EXERCISE DETAILS: Reproduce each line of the material precisely.
BEGIN RECORDS PROVIDED
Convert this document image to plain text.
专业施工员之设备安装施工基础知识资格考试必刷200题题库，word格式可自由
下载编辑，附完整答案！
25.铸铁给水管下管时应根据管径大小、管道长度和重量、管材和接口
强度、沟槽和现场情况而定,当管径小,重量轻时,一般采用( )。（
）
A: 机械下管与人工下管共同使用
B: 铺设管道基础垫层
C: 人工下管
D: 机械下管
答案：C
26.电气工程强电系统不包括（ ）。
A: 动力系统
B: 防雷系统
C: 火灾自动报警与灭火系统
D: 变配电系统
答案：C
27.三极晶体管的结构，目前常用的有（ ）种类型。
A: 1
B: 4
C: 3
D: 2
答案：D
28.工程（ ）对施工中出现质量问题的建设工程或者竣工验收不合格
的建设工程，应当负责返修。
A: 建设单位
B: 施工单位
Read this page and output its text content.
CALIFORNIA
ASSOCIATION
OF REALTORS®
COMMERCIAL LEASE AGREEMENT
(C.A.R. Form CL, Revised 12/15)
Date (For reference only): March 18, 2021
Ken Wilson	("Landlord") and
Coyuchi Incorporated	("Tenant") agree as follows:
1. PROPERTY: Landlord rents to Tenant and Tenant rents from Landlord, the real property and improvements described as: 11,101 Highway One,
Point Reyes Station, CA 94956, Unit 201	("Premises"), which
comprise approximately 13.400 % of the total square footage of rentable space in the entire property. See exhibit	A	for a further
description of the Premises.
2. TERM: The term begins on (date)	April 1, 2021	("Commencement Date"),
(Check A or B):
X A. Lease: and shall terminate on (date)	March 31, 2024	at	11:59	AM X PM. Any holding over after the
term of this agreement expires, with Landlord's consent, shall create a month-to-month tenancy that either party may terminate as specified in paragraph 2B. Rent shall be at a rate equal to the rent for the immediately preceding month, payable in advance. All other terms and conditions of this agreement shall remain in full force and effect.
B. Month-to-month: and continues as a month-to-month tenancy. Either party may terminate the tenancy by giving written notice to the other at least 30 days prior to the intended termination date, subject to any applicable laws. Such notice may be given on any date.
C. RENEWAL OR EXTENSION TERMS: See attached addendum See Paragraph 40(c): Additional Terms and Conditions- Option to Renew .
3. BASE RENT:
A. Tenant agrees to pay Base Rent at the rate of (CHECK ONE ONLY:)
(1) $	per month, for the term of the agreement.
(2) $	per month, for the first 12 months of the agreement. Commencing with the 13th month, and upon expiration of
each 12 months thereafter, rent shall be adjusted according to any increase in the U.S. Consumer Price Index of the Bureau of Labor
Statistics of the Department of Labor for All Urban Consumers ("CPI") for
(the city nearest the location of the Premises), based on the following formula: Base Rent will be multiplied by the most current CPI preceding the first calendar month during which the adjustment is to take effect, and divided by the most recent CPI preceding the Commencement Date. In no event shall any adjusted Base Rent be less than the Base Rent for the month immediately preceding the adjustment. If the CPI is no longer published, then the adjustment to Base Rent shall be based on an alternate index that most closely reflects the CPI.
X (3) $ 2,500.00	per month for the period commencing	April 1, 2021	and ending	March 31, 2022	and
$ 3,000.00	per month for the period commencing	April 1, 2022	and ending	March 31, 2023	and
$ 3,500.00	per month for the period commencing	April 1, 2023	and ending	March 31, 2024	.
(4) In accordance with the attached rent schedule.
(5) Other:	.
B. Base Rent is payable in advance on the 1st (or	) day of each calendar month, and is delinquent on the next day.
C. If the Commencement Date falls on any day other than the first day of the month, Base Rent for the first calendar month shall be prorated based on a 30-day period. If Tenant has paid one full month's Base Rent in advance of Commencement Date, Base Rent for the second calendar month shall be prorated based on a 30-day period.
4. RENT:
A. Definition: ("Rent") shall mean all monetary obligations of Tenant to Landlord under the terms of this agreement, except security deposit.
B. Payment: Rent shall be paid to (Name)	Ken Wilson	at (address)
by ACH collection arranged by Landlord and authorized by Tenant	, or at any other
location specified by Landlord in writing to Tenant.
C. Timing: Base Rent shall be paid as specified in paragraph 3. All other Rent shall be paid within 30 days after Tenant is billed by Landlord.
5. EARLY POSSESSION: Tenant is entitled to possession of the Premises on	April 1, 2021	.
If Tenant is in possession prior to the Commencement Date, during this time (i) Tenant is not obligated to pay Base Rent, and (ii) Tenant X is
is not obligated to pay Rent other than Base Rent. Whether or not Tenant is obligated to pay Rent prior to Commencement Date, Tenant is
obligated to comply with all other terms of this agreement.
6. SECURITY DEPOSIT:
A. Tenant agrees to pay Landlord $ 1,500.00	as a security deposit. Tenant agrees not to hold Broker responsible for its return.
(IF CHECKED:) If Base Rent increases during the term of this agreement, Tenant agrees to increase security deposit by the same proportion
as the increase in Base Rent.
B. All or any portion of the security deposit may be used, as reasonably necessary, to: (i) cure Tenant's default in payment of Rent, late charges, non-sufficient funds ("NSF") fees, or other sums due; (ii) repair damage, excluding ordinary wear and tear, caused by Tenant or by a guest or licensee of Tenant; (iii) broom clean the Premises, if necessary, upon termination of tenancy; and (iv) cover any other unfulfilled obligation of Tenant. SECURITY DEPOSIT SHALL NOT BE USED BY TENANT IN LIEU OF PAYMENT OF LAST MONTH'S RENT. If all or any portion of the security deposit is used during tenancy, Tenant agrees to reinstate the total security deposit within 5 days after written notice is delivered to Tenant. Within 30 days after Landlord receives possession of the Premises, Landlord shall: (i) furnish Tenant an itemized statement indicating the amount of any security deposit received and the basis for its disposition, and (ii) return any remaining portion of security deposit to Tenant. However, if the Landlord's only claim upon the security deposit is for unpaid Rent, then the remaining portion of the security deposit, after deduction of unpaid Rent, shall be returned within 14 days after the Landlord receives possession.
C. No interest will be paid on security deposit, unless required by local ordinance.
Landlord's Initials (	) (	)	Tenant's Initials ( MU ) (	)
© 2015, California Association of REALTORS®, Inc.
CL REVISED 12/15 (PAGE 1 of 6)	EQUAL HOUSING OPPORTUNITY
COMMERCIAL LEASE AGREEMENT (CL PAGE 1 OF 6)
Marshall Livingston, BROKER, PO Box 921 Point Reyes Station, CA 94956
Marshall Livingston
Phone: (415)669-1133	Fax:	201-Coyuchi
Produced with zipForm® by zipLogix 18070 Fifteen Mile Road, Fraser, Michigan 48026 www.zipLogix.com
END RECORDS PROVIDED
FINISHED ANSWER:
Convert this document image to plain text.
专业施工员之设备安装施工基础知识资格考试必刷200题题库，word格式可自由
下载编辑，附完整答案！
25.铸铁给水管下管时应根据管径大小、管道长度和重量、管材和接口
强度、沟槽和现场情况而定,当管径小,重量轻时,一般采用( )。（
）
A: 机械下管与人工下管共同使用
B: 铺设管道基础垫层
C: 人工下管
D: 机械下管
答案：C
26.电气工程强电系统不包括（ ）。
A: 动力系统
B: 防雷系统
C: 火灾自动报警与灭火系统
D: 变配电系统
答案：C
27.三极晶体管的结构，目前常用的有（ ）种类型。
A: 1
B: 4
C: 3
D: 2
答案：D
28.工程（ ）对施工中出现质量问题的建设工程或者竣工验收不合格
的建设工程，应当负责返修。
A: 建设单位
B: 施工单位
Read this page and output its text content.
CALIFORNIA
ASSOCIATION
OF REALTORS®
COMMERCIAL LEASE AGREEMENT
(C.A.R. Form CL, Revised 12/15)
Date (For reference only): March 18, 2021
Ken Wilson	("Landlord") and
Coyuchi Incorporated	("Tenant") agree as follows:
1. PROPERTY: Landlord rents to Tenant and Tenant rents from Landlord, the real property and improvements described as: 11,101 Highway One,
Point Reyes Station, CA 94956, Unit 201	("Premises"), which
comprise approximately 13.400 % of the total square footage of rentable space in the entire property. See exhibit	A	for a further
description of the Premises.
2. TERM: The term begins on (date)	April 1, 2021	("Commencement Date"),
(Check A or B):
X A. Lease: and shall terminate on (date)	March 31, 2024	at	11:59	AM X PM. Any holding over after the
term of this agreement expires, with Landlord's consent, shall create a month-to-month tenancy that either party may terminate as specified in paragraph 2B. Rent shall be at a rate equal to the rent for the immediately preceding month, payable in advance. All other terms and conditions of this agreement shall remain in full force and effect.
B. Month-to-month: and continues as a month-to-month tenancy. Either party may terminate the tenancy by giving written notice to the other at least 30 days prior to the intended termination date, subject to any applicable laws. Such notice may be given on any date.
C. RENEWAL OR EXTENSION TERMS: See attached addendum See Paragraph 40(c): Additional Terms and Conditions- Option to Renew .
3. BASE RENT:
A. Tenant agrees to pay Base Rent at the rate of (CHECK ONE ONLY:)
(1) $	per month, for the term of the agreement.
(2) $	per month, for the first 12 months of the agreement. Commencing with the 13th month, and upon expiration of
each 12 months thereafter, rent shall be adjusted according to any increase in the U.S. Consumer Price Index of the Bureau of Labor
Statistics of the Department of Labor for All Urban Consumers ("CPI") for
(the city nearest the location of the Premises), based on the following formula: Base Rent will be multiplied by the most current CPI preceding the first calendar month during which the adjustment is to take effect, and divided by the most recent CPI preceding the Commencement Date. In no event shall any adjusted Base Rent be less than the Base Rent for the month immediately preceding the adjustment. If the CPI is no longer published, then the adjustment to Base Rent shall be based on an alternate index that most closely reflects the CPI.
X (3) $ 2,500.00	per month for the period commencing	April 1, 2021	and ending	March 31, 2022	and
$ 3,000.00	per month for the period commencing	April 1, 2022	and ending	March 31, 2023	and
$ 3,500.00	per month for the period commencing	April 1, 2023	and ending	March 31, 2024	.
(4) In accordance with the attached rent schedule.
(5) Other:	.
B. Base Rent is payable in advance on the 1st (or	) day of each calendar month, and is delinquent on the next day.
C. If the Commencement Date falls on any day other than the first day of the month, Base Rent for the first calendar month shall be prorated based on a 30-day period. If Tenant has paid one full month's Base Rent in advance of Commencement Date, Base Rent for the second calendar month shall be prorated based on a 30-day period.
4. RENT:
A. Definition: ("Rent") shall mean all monetary obligations of Tenant to Landlord under the terms of this agreement, except security deposit.
B. Payment: Rent shall be paid to (Name)	Ken Wilson	at (address)
by ACH collection arranged by Landlord and authorized by Tenant	, or at any other
location specified by Landlord in writing to Tenant.
C. Timing: Base Rent shall be paid as specified in paragraph 3. All other Rent shall be paid within 30 days after Tenant is billed by Landlord.
5. EARLY POSSESSION: Tenant is entitled to possession of the Premises on	April 1, 2021	.
If Tenant is in possession prior to the Commencement Date, during this time (i) Tenant is not obligated to pay Base Rent, and (ii) Tenant X is
is not obligated to pay Rent other than Base Rent. Whether or not Tenant is obligated to pay Rent prior to Commencement Date, Tenant is
obligated to comply with all other terms of this agreement.
6. SECURITY DEPOSIT:
A. Tenant agrees to pay Landlord $ 1,500.00	as a security deposit. Tenant agrees not to hold Broker responsible for its return.
(IF CHECKED:) If Base Rent increases during the term of this agreement, Tenant agrees to increase security deposit by the same proportion
as the increase in Base Rent.
B. All or any portion of the security deposit may be used, as reasonably necessary, to: (i) cure Tenant's default in payment of Rent, late charges, non-sufficient funds ("NSF") fees, or other sums due; (ii) repair damage, excluding ordinary wear and tear, caused by Tenant or by a guest or licensee of Tenant; (iii) broom clean the Premises, if necessary, upon termination of tenancy; and (iv) cover any other unfulfilled obligation of Tenant. SECURITY DEPOSIT SHALL NOT BE USED BY TENANT IN LIEU OF PAYMENT OF LAST MONTH'S RENT. If all or any portion of the security deposit is used during tenancy, Tenant agrees to reinstate the total security deposit within 5 days after written notice is delivered to Tenant. Within 30 days after Landlord receives possession of the Premises, Landlord shall: (i) furnish Tenant an itemized statement indicating the amount of any security deposit received and the basis for its disposition, and (ii) return any remaining portion of security deposit to Tenant. However, if the Landlord's only claim upon the security deposit is for unpaid Rent, then the remaining portion of the security deposit, after deduction of unpaid Rent, shall be returned within 14 days after the Landlord receives possession.
C. No interest will be paid on security deposit, unless required by local ordinance.
Landlord's Initials (	) (	)	Tenant's Initials ( MU ) (	)
© 2015, California Association of REALTORS®, Inc.
CL REVISED 12/15 (PAGE 1 of 6)	EQUAL HOUSING OPPORTUNITY
COMMERCIAL LEASE AGREEMENT (CL PAGE 1 OF 6)
Marshall Livingston, BROKER, PO Box 921 Point Reyes Station, CA 94956
Marshall Livingston
Phone: (415)669-1133	Fax:	201-Coyuchi
Produced with zipForm® by zipLogix 18070 Fifteen Mile Road, Fraser, Michigan 48026 www.zipLogix.com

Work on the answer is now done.